Enunciado del problema: Según el fragmento sobre el hielo salino, ¿en qué revista se publica la investigación?

Fragmento proporcionado:
====
- Con un 25% de sal, el hielo aumenta mil veces su respuesta flexoeléctrica frente al hielo puro.
- El efecto aparece al deformar el material de forma no uniforme y la sal refuerza los gradientes de polarización.
- Posibles usos: sensores y recolección de energía en regiones polares; la eficiencia decae tras muchos ciclos.
- Trabajo del ICN2, Xi'an Jiaotong y Stony Brook, publicado en Nature Materials, con implicaciones para glaciares y lunas heladas.

Un equipo internacional ha comprobado que incorporar sal al hielo eleva mil veces su respuesta eléctrica al ser deformado, un avance con potencial para alimentar sensores y recolectores de energía en ambientes extremadamente fríos.
La investigación, desarrollada por el Instituto Catalán de Nanociencia y Nanotecnología (ICN2, UAB) junto a la Universidad de Xi’an Jiaotong y Stony Brook University, se publica en Nature Materials y sitúa al hielo salino entre los materiales a considerar para electrónica en condiciones severas.
Del hielo inerte al efecto flexoeléctrico
A diferencia de materiales piezoeléctricos clásicos, el hielo no genera carga cuando se comprime de forma uniforme; sin embargo, bajo una deformación desigual aparece una señal eléctrica por flexoelectricidad, lo que abre una vía para aprovecharlo.
====
Elementos almacenados del conjunto de datos:
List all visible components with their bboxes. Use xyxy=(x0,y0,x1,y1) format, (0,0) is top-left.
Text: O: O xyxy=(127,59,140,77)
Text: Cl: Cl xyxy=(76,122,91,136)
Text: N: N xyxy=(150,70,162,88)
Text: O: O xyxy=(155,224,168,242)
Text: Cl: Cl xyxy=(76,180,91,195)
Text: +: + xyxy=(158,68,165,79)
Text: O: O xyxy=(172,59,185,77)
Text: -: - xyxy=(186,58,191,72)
====
Respuesta del ejercicio: En Nature Materials.